### STORED DATA:

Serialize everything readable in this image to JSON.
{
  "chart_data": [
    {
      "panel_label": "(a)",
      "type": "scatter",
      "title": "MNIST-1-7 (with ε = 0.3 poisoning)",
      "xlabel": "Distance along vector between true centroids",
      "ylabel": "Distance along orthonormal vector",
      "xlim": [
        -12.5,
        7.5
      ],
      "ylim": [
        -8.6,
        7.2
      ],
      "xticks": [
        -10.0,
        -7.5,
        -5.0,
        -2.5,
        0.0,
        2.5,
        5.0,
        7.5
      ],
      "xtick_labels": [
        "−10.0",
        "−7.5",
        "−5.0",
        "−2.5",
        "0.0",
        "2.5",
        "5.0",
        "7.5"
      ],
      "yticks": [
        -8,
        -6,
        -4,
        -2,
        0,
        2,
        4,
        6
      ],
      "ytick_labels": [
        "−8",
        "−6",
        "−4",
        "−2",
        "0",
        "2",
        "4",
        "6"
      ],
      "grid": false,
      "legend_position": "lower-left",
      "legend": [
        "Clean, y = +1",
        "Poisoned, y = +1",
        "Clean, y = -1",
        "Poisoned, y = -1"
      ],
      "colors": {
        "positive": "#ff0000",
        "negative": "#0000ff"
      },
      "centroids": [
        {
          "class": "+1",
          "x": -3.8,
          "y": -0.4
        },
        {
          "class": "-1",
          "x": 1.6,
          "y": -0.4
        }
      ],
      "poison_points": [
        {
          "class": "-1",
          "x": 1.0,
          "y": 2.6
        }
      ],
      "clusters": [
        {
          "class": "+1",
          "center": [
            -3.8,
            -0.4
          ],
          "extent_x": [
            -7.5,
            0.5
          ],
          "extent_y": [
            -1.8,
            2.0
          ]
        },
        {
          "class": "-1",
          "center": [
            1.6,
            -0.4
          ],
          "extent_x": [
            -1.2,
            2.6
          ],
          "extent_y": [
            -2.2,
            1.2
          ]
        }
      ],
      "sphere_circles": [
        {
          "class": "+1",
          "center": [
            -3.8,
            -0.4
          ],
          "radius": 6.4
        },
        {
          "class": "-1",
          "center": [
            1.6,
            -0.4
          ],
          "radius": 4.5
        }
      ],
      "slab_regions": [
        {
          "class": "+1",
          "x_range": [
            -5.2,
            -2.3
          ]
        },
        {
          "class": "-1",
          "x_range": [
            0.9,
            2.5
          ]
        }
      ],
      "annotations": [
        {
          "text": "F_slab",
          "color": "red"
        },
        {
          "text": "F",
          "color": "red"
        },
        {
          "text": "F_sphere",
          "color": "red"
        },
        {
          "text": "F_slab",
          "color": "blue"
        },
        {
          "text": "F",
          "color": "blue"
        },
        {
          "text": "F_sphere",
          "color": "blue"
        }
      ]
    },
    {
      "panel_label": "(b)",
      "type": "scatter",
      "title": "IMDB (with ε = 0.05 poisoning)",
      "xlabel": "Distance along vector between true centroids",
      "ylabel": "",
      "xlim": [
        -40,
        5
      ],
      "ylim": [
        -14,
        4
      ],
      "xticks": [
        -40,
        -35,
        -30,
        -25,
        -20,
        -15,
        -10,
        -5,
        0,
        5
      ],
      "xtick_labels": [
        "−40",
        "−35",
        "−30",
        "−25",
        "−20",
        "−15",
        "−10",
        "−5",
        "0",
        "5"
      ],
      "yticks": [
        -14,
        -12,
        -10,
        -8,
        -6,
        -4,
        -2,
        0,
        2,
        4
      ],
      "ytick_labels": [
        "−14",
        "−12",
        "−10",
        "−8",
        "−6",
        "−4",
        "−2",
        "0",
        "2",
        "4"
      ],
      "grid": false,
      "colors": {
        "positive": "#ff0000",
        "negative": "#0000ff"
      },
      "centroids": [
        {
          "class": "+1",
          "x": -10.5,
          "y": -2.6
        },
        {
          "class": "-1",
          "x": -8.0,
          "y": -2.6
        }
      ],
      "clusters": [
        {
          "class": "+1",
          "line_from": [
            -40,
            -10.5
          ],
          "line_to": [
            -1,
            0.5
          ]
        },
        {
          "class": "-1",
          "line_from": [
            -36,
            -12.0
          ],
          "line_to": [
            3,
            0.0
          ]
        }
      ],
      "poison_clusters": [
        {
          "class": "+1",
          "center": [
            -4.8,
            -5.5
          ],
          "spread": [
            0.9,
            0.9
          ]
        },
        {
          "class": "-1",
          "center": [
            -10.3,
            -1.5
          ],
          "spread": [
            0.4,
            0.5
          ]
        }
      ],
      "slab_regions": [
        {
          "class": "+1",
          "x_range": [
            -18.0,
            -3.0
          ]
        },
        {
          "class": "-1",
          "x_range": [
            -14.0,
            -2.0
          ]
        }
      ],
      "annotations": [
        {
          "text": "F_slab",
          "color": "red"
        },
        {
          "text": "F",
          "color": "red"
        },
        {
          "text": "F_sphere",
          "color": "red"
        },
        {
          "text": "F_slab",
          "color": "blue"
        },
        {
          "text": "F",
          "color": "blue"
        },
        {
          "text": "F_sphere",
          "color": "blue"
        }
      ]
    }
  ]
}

* * *

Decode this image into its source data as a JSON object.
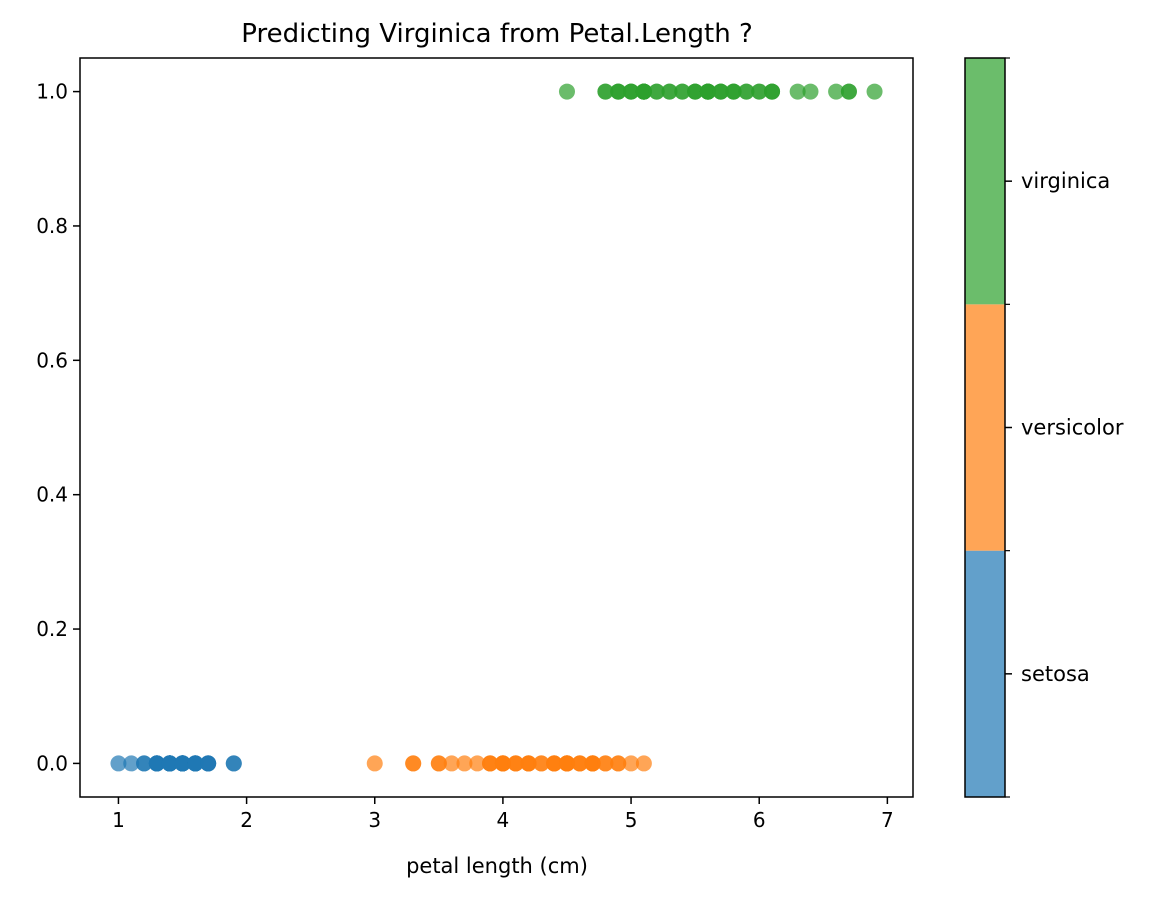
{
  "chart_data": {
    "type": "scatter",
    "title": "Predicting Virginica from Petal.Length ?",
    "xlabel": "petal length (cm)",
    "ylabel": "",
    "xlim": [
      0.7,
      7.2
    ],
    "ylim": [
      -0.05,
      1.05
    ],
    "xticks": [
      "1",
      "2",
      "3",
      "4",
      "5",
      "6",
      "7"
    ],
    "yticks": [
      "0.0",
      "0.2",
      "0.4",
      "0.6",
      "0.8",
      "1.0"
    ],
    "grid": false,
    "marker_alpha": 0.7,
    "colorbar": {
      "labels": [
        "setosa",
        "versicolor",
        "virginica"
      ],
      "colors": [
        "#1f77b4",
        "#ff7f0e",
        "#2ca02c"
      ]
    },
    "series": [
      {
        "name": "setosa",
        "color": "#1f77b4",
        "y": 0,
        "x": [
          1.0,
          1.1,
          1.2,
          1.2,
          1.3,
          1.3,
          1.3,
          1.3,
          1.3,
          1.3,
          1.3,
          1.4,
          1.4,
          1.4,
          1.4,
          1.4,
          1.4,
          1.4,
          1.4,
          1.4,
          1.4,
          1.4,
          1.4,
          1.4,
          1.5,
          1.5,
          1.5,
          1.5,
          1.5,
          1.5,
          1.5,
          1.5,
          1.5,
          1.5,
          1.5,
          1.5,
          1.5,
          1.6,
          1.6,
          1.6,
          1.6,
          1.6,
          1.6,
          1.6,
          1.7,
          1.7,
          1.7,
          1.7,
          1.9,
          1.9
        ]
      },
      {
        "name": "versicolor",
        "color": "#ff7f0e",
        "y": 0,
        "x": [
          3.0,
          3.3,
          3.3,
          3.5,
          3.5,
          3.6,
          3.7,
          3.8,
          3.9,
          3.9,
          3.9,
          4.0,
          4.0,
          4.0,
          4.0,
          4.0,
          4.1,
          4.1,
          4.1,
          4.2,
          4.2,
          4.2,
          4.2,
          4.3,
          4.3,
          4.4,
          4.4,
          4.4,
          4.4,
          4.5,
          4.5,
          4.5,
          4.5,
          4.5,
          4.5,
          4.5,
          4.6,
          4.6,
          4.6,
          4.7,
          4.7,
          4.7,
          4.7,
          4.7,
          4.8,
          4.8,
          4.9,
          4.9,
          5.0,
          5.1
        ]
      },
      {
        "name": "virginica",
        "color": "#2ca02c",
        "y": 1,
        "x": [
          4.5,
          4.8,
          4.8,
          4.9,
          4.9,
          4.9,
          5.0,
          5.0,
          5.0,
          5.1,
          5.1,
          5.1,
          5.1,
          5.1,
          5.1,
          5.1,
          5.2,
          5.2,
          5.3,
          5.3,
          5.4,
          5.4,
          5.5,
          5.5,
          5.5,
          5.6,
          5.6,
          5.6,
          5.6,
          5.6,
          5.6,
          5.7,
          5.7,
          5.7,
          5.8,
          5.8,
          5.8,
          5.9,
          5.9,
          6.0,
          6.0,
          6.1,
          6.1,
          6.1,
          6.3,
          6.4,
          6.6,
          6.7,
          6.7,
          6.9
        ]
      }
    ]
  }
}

### AIM:
Find each line holding "title". Copy it out.

### RESPONSE FOR THIS EXERCISE:
      "title": "MNIST-1-7 (with ε = 0.3 poisoning)",
      "title": "IMDB (with ε = 0.05 poisoning)",
    "title": "Predicting Virginica from Petal.Length ?",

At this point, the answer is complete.